--- START Available data ---
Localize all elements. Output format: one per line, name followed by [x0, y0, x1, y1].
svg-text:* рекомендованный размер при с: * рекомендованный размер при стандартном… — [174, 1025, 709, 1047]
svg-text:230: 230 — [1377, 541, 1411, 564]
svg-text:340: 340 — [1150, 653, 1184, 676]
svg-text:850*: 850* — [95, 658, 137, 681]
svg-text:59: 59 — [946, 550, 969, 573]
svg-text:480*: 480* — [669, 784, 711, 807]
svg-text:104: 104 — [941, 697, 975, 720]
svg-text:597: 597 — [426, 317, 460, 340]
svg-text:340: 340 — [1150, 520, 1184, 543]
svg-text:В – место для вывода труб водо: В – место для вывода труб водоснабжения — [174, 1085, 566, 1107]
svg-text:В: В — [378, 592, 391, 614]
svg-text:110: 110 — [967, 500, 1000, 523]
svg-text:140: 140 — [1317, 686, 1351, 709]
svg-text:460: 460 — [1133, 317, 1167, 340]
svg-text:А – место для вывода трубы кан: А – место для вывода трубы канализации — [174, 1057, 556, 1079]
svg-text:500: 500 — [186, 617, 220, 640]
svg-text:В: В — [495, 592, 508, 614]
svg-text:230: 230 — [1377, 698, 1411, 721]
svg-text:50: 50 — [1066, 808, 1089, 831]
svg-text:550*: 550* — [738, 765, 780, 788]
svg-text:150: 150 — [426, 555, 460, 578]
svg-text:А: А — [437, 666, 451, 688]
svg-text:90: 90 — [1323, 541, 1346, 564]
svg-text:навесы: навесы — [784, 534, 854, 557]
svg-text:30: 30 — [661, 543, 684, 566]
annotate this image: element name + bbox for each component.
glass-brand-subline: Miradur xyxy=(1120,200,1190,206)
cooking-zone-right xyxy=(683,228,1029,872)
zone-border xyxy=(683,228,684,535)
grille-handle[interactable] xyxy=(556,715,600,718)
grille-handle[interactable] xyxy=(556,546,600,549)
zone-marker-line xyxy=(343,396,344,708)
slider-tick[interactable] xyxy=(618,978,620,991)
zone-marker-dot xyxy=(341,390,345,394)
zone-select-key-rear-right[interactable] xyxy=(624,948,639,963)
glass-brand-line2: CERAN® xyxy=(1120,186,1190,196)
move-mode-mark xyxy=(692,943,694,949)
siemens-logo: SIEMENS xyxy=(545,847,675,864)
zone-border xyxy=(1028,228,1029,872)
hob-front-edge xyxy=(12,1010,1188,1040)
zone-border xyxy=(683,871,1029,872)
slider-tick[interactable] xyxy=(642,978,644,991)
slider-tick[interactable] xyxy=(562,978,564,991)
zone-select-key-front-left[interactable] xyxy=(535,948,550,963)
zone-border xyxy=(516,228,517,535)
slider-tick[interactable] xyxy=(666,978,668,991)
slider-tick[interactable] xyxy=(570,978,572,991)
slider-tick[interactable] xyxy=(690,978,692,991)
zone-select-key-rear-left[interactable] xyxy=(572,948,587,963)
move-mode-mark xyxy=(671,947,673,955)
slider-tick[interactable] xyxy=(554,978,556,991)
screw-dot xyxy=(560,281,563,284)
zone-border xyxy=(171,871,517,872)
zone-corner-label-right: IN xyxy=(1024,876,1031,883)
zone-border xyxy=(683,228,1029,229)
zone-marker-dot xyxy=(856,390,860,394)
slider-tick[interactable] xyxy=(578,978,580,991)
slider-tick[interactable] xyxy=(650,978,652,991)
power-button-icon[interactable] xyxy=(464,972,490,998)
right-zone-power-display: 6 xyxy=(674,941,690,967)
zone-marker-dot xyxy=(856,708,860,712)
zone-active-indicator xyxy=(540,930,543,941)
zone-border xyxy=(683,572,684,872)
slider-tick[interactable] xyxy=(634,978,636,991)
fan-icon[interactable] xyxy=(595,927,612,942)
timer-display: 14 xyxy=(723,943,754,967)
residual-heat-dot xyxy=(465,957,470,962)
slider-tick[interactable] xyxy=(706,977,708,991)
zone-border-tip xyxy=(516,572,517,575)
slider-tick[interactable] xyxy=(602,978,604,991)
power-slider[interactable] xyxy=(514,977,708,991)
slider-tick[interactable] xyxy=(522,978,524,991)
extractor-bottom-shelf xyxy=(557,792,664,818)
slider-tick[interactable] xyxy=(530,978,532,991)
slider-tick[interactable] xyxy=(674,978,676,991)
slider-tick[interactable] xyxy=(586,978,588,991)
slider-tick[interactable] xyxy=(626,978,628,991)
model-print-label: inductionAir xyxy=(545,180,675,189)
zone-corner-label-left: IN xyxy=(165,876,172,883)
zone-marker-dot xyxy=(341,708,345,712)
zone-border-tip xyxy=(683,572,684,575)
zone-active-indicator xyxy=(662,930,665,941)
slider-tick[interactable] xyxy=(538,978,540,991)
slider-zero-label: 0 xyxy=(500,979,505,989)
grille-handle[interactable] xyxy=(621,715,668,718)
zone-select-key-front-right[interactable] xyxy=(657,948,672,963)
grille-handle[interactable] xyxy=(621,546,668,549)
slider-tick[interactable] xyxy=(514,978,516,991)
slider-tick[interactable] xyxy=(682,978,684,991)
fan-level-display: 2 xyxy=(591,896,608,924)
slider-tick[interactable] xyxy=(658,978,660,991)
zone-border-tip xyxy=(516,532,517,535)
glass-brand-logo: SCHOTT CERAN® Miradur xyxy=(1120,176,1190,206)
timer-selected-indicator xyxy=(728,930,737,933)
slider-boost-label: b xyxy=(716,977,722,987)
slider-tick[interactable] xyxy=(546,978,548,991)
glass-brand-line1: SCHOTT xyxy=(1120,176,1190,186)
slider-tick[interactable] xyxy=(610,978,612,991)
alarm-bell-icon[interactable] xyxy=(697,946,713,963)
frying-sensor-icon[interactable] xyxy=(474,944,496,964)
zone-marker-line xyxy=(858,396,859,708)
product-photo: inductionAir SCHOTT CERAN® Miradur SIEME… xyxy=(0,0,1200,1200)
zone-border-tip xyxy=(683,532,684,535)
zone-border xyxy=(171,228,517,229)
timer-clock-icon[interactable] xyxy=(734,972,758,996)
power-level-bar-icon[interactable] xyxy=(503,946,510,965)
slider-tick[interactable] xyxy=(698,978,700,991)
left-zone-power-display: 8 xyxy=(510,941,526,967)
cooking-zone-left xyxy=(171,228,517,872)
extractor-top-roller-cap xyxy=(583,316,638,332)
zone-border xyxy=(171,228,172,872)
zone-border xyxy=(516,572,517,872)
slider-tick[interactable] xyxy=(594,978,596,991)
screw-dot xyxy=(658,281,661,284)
--- END Available data ---
Rewrite the listing above in full, renaming "slider-tick" to "slider-notch" wherever it occurs and leaving everything else unchanged.

Exercise answer:
Localize all elements. Output format: one per line, name followed by [x0, y0, x1, y1].
svg-text:* рекомендованный размер при с: * рекомендованный размер при стандартном… — [174, 1025, 709, 1047]
svg-text:230: 230 — [1377, 541, 1411, 564]
svg-text:340: 340 — [1150, 653, 1184, 676]
svg-text:850*: 850* — [95, 658, 137, 681]
svg-text:59: 59 — [946, 550, 969, 573]
svg-text:480*: 480* — [669, 784, 711, 807]
svg-text:104: 104 — [941, 697, 975, 720]
svg-text:597: 597 — [426, 317, 460, 340]
svg-text:340: 340 — [1150, 520, 1184, 543]
svg-text:В – место для вывода труб водо: В – место для вывода труб водоснабжения — [174, 1085, 566, 1107]
svg-text:В: В — [378, 592, 391, 614]
svg-text:110: 110 — [967, 500, 1000, 523]
svg-text:140: 140 — [1317, 686, 1351, 709]
svg-text:460: 460 — [1133, 317, 1167, 340]
svg-text:А – место для вывода трубы кан: А – место для вывода трубы канализации — [174, 1057, 556, 1079]
svg-text:500: 500 — [186, 617, 220, 640]
svg-text:В: В — [495, 592, 508, 614]
svg-text:230: 230 — [1377, 698, 1411, 721]
svg-text:50: 50 — [1066, 808, 1089, 831]
svg-text:550*: 550* — [738, 765, 780, 788]
svg-text:150: 150 — [426, 555, 460, 578]
svg-text:А: А — [437, 666, 451, 688]
svg-text:90: 90 — [1323, 541, 1346, 564]
svg-text:навесы: навесы — [784, 534, 854, 557]
svg-text:30: 30 — [661, 543, 684, 566]
annotate this image: element name + bbox for each component.
glass-brand-subline: Miradur xyxy=(1120,200,1190,206)
cooking-zone-right xyxy=(683,228,1029,872)
zone-border xyxy=(683,228,684,535)
grille-handle[interactable] xyxy=(556,715,600,718)
grille-handle[interactable] xyxy=(556,546,600,549)
zone-marker-line xyxy=(343,396,344,708)
slider-notch[interactable] xyxy=(618,978,620,991)
zone-marker-dot xyxy=(341,390,345,394)
zone-select-key-rear-right[interactable] xyxy=(624,948,639,963)
glass-brand-line2: CERAN® xyxy=(1120,186,1190,196)
move-mode-mark xyxy=(692,943,694,949)
siemens-logo: SIEMENS xyxy=(545,847,675,864)
zone-border xyxy=(1028,228,1029,872)
hob-front-edge xyxy=(12,1010,1188,1040)
zone-border xyxy=(683,871,1029,872)
slider-notch[interactable] xyxy=(642,978,644,991)
slider-notch[interactable] xyxy=(562,978,564,991)
zone-select-key-front-left[interactable] xyxy=(535,948,550,963)
zone-border xyxy=(516,228,517,535)
slider-notch[interactable] xyxy=(666,978,668,991)
slider-notch[interactable] xyxy=(570,978,572,991)
slider-notch[interactable] xyxy=(690,978,692,991)
zone-select-key-rear-left[interactable] xyxy=(572,948,587,963)
move-mode-mark xyxy=(671,947,673,955)
slider-notch[interactable] xyxy=(554,978,556,991)
screw-dot xyxy=(560,281,563,284)
zone-border xyxy=(171,871,517,872)
zone-corner-label-right: IN xyxy=(1024,876,1031,883)
zone-border xyxy=(683,228,1029,229)
zone-marker-dot xyxy=(856,390,860,394)
slider-notch[interactable] xyxy=(578,978,580,991)
slider-notch[interactable] xyxy=(650,978,652,991)
power-button-icon[interactable] xyxy=(464,972,490,998)
right-zone-power-display: 6 xyxy=(674,941,690,967)
zone-marker-dot xyxy=(856,708,860,712)
zone-active-indicator xyxy=(540,930,543,941)
zone-border xyxy=(683,572,684,872)
slider-notch[interactable] xyxy=(634,978,636,991)
fan-icon[interactable] xyxy=(595,927,612,942)
timer-display: 14 xyxy=(723,943,754,967)
residual-heat-dot xyxy=(465,957,470,962)
slider-notch[interactable] xyxy=(706,977,708,991)
zone-border-tip xyxy=(516,572,517,575)
slider-notch[interactable] xyxy=(602,978,604,991)
power-slider[interactable] xyxy=(514,977,708,991)
slider-notch[interactable] xyxy=(522,978,524,991)
extractor-bottom-shelf xyxy=(557,792,664,818)
slider-notch[interactable] xyxy=(530,978,532,991)
slider-notch[interactable] xyxy=(674,978,676,991)
slider-notch[interactable] xyxy=(586,978,588,991)
slider-notch[interactable] xyxy=(626,978,628,991)
model-print-label: inductionAir xyxy=(545,180,675,189)
zone-corner-label-left: IN xyxy=(165,876,172,883)
zone-marker-dot xyxy=(341,708,345,712)
zone-border-tip xyxy=(683,572,684,575)
zone-active-indicator xyxy=(662,930,665,941)
slider-notch[interactable] xyxy=(538,978,540,991)
slider-zero-label: 0 xyxy=(500,979,505,989)
grille-handle[interactable] xyxy=(621,715,668,718)
zone-select-key-front-right[interactable] xyxy=(657,948,672,963)
grille-handle[interactable] xyxy=(621,546,668,549)
slider-notch[interactable] xyxy=(514,978,516,991)
slider-notch[interactable] xyxy=(682,978,684,991)
fan-level-display: 2 xyxy=(591,896,608,924)
slider-notch[interactable] xyxy=(658,978,660,991)
zone-border-tip xyxy=(516,532,517,535)
glass-brand-logo: SCHOTT CERAN® Miradur xyxy=(1120,176,1190,206)
timer-selected-indicator xyxy=(728,930,737,933)
slider-boost-label: b xyxy=(716,977,722,987)
slider-notch[interactable] xyxy=(546,978,548,991)
glass-brand-line1: SCHOTT xyxy=(1120,176,1190,186)
slider-notch[interactable] xyxy=(610,978,612,991)
alarm-bell-icon[interactable] xyxy=(697,946,713,963)
frying-sensor-icon[interactable] xyxy=(474,944,496,964)
zone-marker-line xyxy=(858,396,859,708)
product-photo: inductionAir SCHOTT CERAN® Miradur SIEME… xyxy=(0,0,1200,1200)
zone-border-tip xyxy=(683,532,684,535)
zone-border xyxy=(171,228,517,229)
timer-clock-icon[interactable] xyxy=(734,972,758,996)
power-level-bar-icon[interactable] xyxy=(503,946,510,965)
slider-notch[interactable] xyxy=(698,978,700,991)
left-zone-power-display: 8 xyxy=(510,941,526,967)
cooking-zone-left xyxy=(171,228,517,872)
extractor-top-roller-cap xyxy=(583,316,638,332)
zone-border xyxy=(171,228,172,872)
zone-border xyxy=(516,572,517,872)
slider-notch[interactable] xyxy=(594,978,596,991)
screw-dot xyxy=(658,281,661,284)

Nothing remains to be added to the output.